▶ _WHAT YOU SHOULD DO_: Retype the material in full, keeping every word the same.

▶ _WORKING DATA_:
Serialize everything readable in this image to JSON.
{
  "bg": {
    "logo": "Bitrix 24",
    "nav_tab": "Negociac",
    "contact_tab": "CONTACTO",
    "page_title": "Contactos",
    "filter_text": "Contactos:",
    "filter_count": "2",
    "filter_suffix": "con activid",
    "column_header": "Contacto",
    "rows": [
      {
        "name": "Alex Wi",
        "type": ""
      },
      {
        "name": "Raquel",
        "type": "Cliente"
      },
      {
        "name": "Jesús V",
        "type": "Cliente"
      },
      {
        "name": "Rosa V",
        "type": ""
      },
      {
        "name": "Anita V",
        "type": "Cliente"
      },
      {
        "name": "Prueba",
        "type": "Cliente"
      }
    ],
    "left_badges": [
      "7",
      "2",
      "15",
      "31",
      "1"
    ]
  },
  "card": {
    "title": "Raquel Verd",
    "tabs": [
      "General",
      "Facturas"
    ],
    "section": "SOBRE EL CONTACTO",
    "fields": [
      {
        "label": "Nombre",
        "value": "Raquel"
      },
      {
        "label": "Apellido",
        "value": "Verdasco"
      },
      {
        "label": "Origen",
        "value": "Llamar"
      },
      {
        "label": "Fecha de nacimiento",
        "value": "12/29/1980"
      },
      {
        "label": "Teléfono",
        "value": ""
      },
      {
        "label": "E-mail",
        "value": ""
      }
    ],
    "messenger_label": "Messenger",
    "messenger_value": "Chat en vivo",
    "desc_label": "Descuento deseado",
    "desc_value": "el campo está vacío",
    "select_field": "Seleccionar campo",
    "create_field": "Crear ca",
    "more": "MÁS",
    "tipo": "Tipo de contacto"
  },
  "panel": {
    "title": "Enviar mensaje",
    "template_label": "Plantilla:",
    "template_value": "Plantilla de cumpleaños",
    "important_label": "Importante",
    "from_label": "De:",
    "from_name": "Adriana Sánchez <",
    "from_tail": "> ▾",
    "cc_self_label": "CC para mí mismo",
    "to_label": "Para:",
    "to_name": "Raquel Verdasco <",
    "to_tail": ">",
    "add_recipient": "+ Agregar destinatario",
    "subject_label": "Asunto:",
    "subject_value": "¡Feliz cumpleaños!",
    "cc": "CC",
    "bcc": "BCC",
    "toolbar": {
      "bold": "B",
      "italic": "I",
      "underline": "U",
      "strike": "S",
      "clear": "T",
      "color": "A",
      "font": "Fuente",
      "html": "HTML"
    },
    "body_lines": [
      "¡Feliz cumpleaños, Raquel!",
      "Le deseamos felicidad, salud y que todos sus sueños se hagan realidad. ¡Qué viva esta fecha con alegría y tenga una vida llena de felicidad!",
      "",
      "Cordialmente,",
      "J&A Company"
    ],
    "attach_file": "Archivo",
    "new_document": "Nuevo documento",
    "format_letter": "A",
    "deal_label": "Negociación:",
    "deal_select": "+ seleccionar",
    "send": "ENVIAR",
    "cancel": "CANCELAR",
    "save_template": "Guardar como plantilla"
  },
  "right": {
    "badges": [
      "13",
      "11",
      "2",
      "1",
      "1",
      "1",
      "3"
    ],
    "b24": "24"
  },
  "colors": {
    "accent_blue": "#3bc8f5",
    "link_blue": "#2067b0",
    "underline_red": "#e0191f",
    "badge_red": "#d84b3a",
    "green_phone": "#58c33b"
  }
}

▶ _EXERCISE ANSWER_:
Serialize everything readable in this image to JSON.
{
  "bg": {
    "logo": "Bitrix 24",
    "nav_tab": "Negociac",
    "contact_tab": "CONTACTO",
    "page_title": "Contactos",
    "filter_text": "Contactos:",
    "filter_count": "2",
    "filter_suffix": "con activid",
    "column_header": "Contacto",
    "rows": [
      {
        "name": "Alex Wi",
        "type": ""
      },
      {
        "name": "Raquel",
        "type": "Cliente"
      },
      {
        "name": "Jesús V",
        "type": "Cliente"
      },
      {
        "name": "Rosa V",
        "type": ""
      },
      {
        "name": "Anita V",
        "type": "Cliente"
      },
      {
        "name": "Prueba",
        "type": "Cliente"
      }
    ],
    "left_badges": [
      "7",
      "2",
      "15",
      "31",
      "1"
    ]
  },
  "card": {
    "title": "Raquel Verd",
    "tabs": [
      "General",
      "Facturas"
    ],
    "section": "SOBRE EL CONTACTO",
    "fields": [
      {
        "label": "Nombre",
        "value": "Raquel"
      },
      {
        "label": "Apellido",
        "value": "Verdasco"
      },
      {
        "label": "Origen",
        "value": "Llamar"
      },
      {
        "label": "Fecha de nacimiento",
        "value": "12/29/1980"
      },
      {
        "label": "Teléfono",
        "value": ""
      },
      {
        "label": "E-mail",
        "value": ""
      }
    ],
    "messenger_label": "Messenger",
    "messenger_value": "Chat en vivo",
    "desc_label": "Descuento deseado",
    "desc_value": "el campo está vacío",
    "select_field": "Seleccionar campo",
    "create_field": "Crear ca",
    "more": "MÁS",
    "tipo": "Tipo de contacto"
  },
  "panel": {
    "title": "Enviar mensaje",
    "template_label": "Plantilla:",
    "template_value": "Plantilla de cumpleaños",
    "important_label": "Importante",
    "from_label": "De:",
    "from_name": "Adriana Sánchez <",
    "from_tail": "> ▾",
    "cc_self_label": "CC para mí mismo",
    "to_label": "Para:",
    "to_name": "Raquel Verdasco <",
    "to_tail": ">",
    "add_recipient": "+ Agregar destinatario",
    "subject_label": "Asunto:",
    "subject_value": "¡Feliz cumpleaños!",
    "cc": "CC",
    "bcc": "BCC",
    "toolbar": {
      "bold": "B",
      "italic": "I",
      "underline": "U",
      "strike": "S",
      "clear": "T",
      "color": "A",
      "font": "Fuente",
      "html": "HTML"
    },
    "body_lines": [
      "¡Feliz cumpleaños, Raquel!",
      "Le deseamos felicidad, salud y que todos sus sueños se hagan realidad. ¡Qué viva esta fecha con alegría y tenga una vida llena de felicidad!",
      "",
      "Cordialmente,",
      "J&A Company"
    ],
    "attach_file": "Archivo",
    "new_document": "Nuevo documento",
    "format_letter": "A",
    "deal_label": "Negociación:",
    "deal_select": "+ seleccionar",
    "send": "ENVIAR",
    "cancel": "CANCELAR",
    "save_template": "Guardar como plantilla"
  },
  "right": {
    "badges": [
      "13",
      "11",
      "2",
      "1",
      "1",
      "1",
      "3"
    ],
    "b24": "24"
  },
  "colors": {
    "accent_blue": "#3bc8f5",
    "link_blue": "#2067b0",
    "underline_red": "#e0191f",
    "badge_red": "#d84b3a",
    "green_phone": "#58c33b"
  }
}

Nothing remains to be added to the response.